Find all the lines with "JSON" and gather them.

================

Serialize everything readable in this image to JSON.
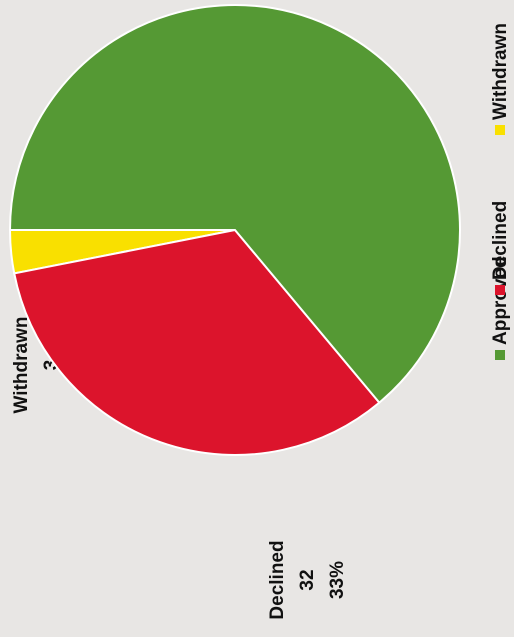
{
  "chart_data": {
    "type": "pie",
    "categories": [
      "Approved",
      "Declined",
      "Withdrawn"
    ],
    "values": [
      62,
      32,
      3
    ],
    "percents": [
      null,
      33,
      3
    ],
    "colors": [
      "#559934",
      "#dc142c",
      "#f9e000"
    ],
    "legend": "right"
  }
}
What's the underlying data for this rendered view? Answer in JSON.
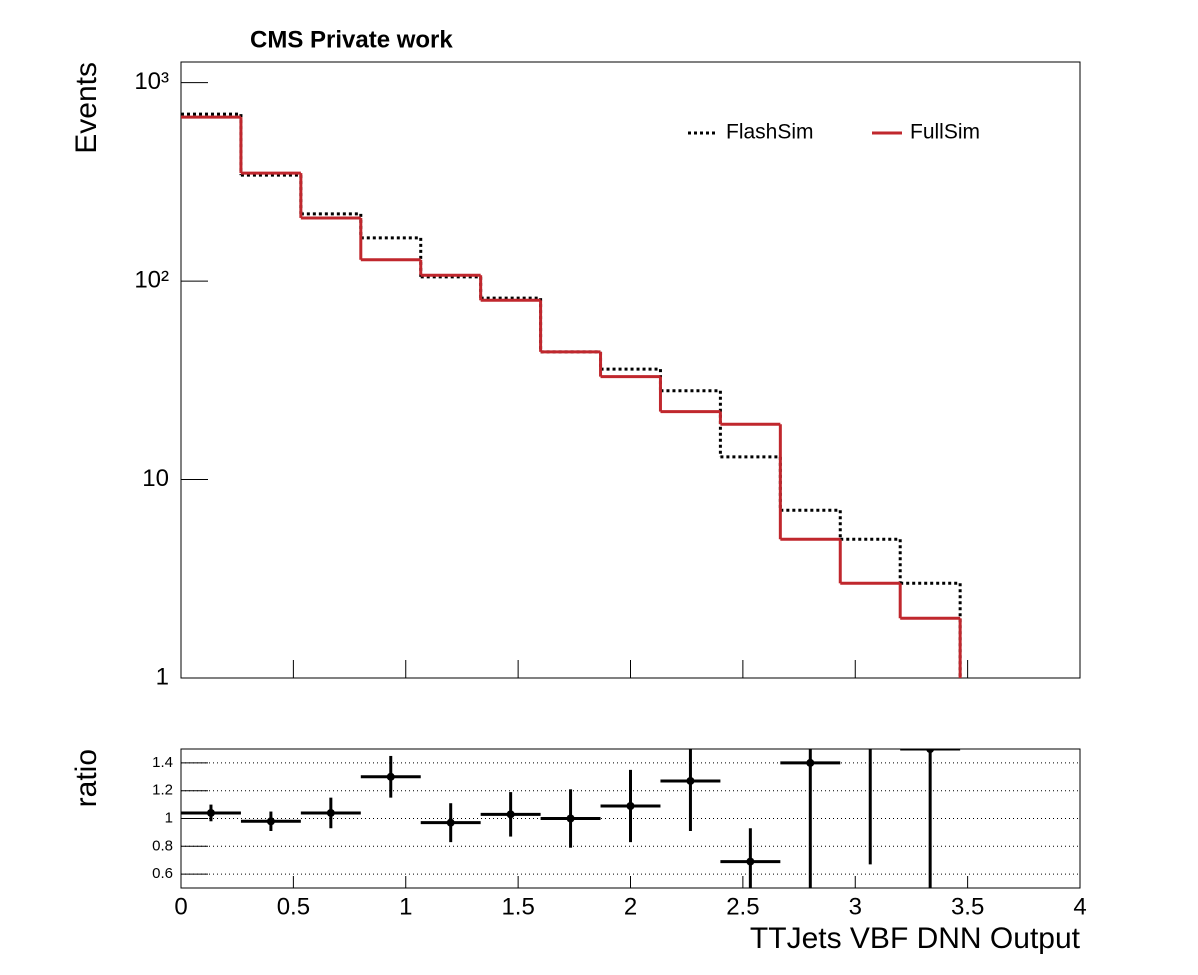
{
  "chart_data": [
    {
      "type": "histogram",
      "title": "CMS Private work",
      "ylabel": "Events",
      "log_y": true,
      "legend": "upper right",
      "bins": [
        0,
        0.2667,
        0.5333,
        0.8,
        1.0667,
        1.3333,
        1.6,
        1.8667,
        2.1333,
        2.4,
        2.6667,
        2.9333,
        3.2,
        3.4667,
        3.7333,
        4
      ],
      "series": [
        {
          "name": "FlashSim",
          "color": "#000000",
          "linestyle": "dotted",
          "values": [
            694,
            342,
            218,
            165,
            105,
            82,
            44,
            36,
            28,
            13,
            7,
            5,
            3,
            null,
            null
          ]
        },
        {
          "name": "FullSim",
          "color": "#c0272d",
          "linestyle": "solid",
          "values": [
            670,
            350,
            208,
            128,
            107,
            80,
            44,
            33,
            22,
            19,
            5,
            3,
            2,
            null,
            null
          ]
        }
      ],
      "xlim": [
        0,
        4
      ],
      "ylim": [
        1,
        1270
      ],
      "yticks": [
        1,
        10,
        {
          "value": 100,
          "label": "10²"
        },
        {
          "value": 1000,
          "label": "10³"
        }
      ]
    },
    {
      "type": "errorbar",
      "ylabel": "ratio",
      "xlabel": "TTJets VBF DNN Output",
      "color": "#000000",
      "grid": true,
      "bins": [
        0,
        0.2667,
        0.5333,
        0.8,
        1.0667,
        1.3333,
        1.6,
        1.8667,
        2.1333,
        2.4,
        2.6667,
        2.9333,
        3.2,
        3.4667,
        3.7333,
        4
      ],
      "x": [
        0.1333,
        0.4,
        0.6667,
        0.9333,
        1.2,
        1.4667,
        1.7333,
        2,
        2.2667,
        2.5333,
        2.8,
        3.0667,
        3.3333,
        3.6,
        3.8667
      ],
      "values": [
        1.04,
        0.98,
        1.04,
        1.3,
        0.97,
        1.03,
        1.0,
        1.09,
        1.27,
        0.69,
        1.4,
        1.67,
        1.5,
        null,
        null
      ],
      "errors": [
        0.06,
        0.07,
        0.11,
        0.15,
        0.14,
        0.16,
        0.21,
        0.26,
        0.36,
        0.24,
        0.9,
        1.0,
        1.0,
        null,
        null
      ],
      "xlim": [
        0,
        4
      ],
      "ylim": [
        0.5,
        1.5
      ],
      "xticks": [
        0,
        0.5,
        1,
        1.5,
        2,
        2.5,
        3,
        3.5,
        4
      ],
      "yticks": [
        0.6,
        0.8,
        1,
        1.2,
        1.4
      ]
    }
  ]
}
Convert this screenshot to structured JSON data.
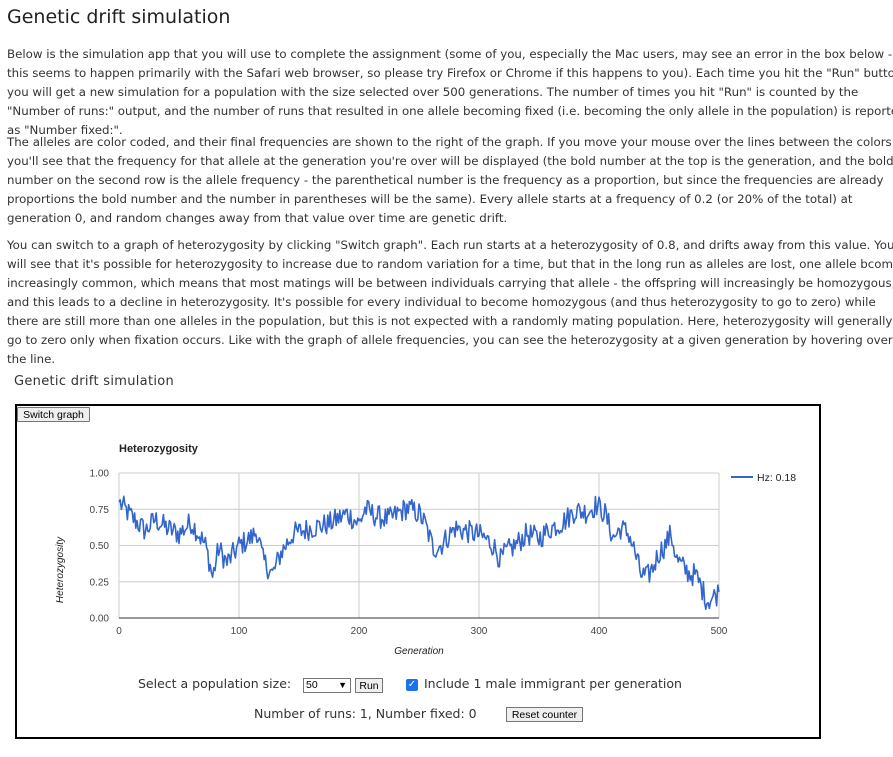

================

*THE OUTPUT:*
Serialize everything readable in this image to JSON.
What's the underlying data for this rendered view? Answer in JSON.
Convert this screenshot to structured JSON data.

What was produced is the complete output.